- **Text block**:
________

Danny persona - IT expert who writes weekly reports

Amelia persona - prestige writer at local newspaper

Putting Faces to Work

03

Problem Statements

I set about ideating how to translate these needs to paper. I started sketching out the Must Have of my approach section, how to keep the audience front and center in the creation process. I began the design process of drafting problem statements from my personas.

Two of these stood out: the need for one's needs to be integrated from the start, and the need to not lose focus on the target audience with all the automation happening.

I got back to sketching and two exciting, core ideas developed: a simple questionnaire and a dynamic persona that evolved as you entered information.

Asking All the Right Questions

04

Developing Feature: Onboarding Questions

I needed simple yet pertinent questions, as few as possible, to feed relevant information to the AI while keeping the user engaged.

In re-coding my interviews, I discovered users needed at least three establishing facts to begin a great piece: Who, What, and How. Perfect! A user flow was beginning to spring up - I worked backwards and forwards from these simple questions.

I translated these questions into my core Audience, Topic, and Tone, and tested the order. A bit like ‘mac and cheese’, the word order just felt right! Now, let’s get them on screen.

Dynamic Personality

05

Developing Feature: AI Generated Personas

After the first question, ‘Audience’, is answered, a box shows up. An AI generated portrait, name, occupation, and a set of likes / dislikes is populated. This is the persona.

As audience gets refined further, or as topic and tone get filled in, the persona adapts. The topic of new Sony headphones might turn, for example, Dan the plumber into Jess the jogger. A serious tone might again adapt Jess into a paralegal who loves to jog, but hates her loud commute on a public bus. Don’t like that Jess doesn’t like loud dogs? Just click on her dislikes and wow, now she’s an antiquer who hates driving and loves indoor gardens! Just like a designer persona, Jess isn’t the perfect reader - but she’s a perfect frame of reference, and a distinguishing feature that presents a new edge to our content creation.

Visualize It

06

Lo-Fi Concepts

I have two things users want (a questionnaire and a persona), and the three things to ask the user (audience, topic, and tone). I then sketched out my ideas.

  1. The three questions I tested, appearing in order - audience (who?), topic (what?) and tone (how?). Users would fill these out, and the AI would dynamically create content based on these entries. Can be minimum one entry, or as many as the user sees fit
  2. The content sits on the right side of the screen. The title, subtitles, and body copy start as lorem ipsum, and dynamically fill as the left side is filled. Real time updating helps the user see how their choices affect their content.

________

- **Layout element annotations**:
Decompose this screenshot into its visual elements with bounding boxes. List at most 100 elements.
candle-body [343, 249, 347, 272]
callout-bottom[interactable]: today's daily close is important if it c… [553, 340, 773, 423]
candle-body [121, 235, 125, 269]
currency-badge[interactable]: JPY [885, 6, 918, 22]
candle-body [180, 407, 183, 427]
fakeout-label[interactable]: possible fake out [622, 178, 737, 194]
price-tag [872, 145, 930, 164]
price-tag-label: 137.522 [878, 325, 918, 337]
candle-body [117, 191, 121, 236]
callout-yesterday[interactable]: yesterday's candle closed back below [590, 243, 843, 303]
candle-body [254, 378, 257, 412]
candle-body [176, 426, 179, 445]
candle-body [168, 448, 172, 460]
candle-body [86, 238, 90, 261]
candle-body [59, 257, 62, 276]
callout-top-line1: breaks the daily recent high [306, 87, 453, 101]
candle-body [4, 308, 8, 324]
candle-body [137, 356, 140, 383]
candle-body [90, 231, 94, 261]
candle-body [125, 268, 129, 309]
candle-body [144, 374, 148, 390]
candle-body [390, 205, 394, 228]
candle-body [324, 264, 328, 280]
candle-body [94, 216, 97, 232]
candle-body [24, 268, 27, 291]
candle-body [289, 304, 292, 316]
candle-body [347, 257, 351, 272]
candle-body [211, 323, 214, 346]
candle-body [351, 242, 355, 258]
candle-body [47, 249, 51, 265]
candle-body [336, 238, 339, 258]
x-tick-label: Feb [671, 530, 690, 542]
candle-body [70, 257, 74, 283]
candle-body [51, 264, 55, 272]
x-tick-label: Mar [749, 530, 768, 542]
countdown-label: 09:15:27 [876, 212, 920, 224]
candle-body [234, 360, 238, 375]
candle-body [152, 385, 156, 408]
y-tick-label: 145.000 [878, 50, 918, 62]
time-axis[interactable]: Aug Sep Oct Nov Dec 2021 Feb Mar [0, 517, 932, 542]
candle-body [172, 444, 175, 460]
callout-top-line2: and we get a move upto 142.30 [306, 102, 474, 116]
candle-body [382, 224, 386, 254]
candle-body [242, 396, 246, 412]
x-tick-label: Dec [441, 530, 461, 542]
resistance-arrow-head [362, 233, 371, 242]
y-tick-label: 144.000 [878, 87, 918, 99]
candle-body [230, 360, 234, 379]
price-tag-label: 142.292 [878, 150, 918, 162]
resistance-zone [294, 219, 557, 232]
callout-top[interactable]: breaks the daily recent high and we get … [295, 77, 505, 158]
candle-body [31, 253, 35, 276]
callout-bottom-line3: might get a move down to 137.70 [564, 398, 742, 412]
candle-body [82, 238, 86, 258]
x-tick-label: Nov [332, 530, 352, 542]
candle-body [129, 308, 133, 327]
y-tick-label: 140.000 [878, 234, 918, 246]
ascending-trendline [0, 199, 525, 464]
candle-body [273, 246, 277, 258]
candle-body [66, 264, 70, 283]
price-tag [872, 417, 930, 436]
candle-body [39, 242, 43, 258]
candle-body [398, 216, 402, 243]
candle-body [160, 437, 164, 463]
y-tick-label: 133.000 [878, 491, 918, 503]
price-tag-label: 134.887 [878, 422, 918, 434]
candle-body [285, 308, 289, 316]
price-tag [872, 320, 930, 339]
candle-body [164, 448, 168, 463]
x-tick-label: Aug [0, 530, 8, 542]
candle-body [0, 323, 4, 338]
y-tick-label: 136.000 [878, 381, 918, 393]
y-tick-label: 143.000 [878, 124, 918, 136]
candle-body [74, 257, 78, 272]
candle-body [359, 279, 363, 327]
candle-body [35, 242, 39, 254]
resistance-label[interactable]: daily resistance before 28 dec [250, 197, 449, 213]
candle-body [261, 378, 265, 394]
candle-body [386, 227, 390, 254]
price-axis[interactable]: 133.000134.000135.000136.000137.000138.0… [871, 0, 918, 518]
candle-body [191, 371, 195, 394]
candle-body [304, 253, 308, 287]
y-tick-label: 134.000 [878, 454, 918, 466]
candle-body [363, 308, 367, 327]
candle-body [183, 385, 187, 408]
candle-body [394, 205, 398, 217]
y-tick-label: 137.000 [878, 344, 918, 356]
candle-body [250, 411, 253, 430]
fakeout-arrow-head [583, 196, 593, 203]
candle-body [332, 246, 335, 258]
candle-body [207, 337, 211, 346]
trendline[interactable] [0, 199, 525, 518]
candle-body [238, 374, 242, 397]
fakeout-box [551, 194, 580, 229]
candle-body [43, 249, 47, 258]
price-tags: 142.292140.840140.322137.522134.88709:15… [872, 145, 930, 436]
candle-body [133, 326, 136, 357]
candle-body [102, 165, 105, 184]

________

- **Aim 1**:
For each statement about the case study, answer yes or no, and quote the exact words from the case study that decide it. (a) Users needed at least three establishing facts to begin a piece. (b) The persona box appears only after all three questions have been answered. (c) The content sits on the left side of the screen.
- **Aim 2**:
Translate this sentence from the case study into Spanish: "Real time updating helps the user see how their choices affect their content."
- **Aim 3**:
Answer these questions from the case study.
(a) What two core ideas developed when the author returned to sketching?
(b) Into which three terms did the author translate the questions?
(c) What do the title, subtitles, and body copy start as?

- **Full answer 1**:
(a) Yes: "users needed at least three establishing facts to begin a great piece: Who, What, and How."
(b) No: "After the first question, ‘Audience’, is answered, a box shows up."
(c) No: "The content sits on the right side of the screen."

- **Full answer 2**:
La actualización en tiempo real ayuda al usuario a ver cómo sus decisiones afectan a su contenido.

- **Full answer 3**:
(a) A simple questionnaire and a dynamic persona that evolved as you entered information.
(b) Audience, Topic, and Tone.
(c) Lorem ipsum.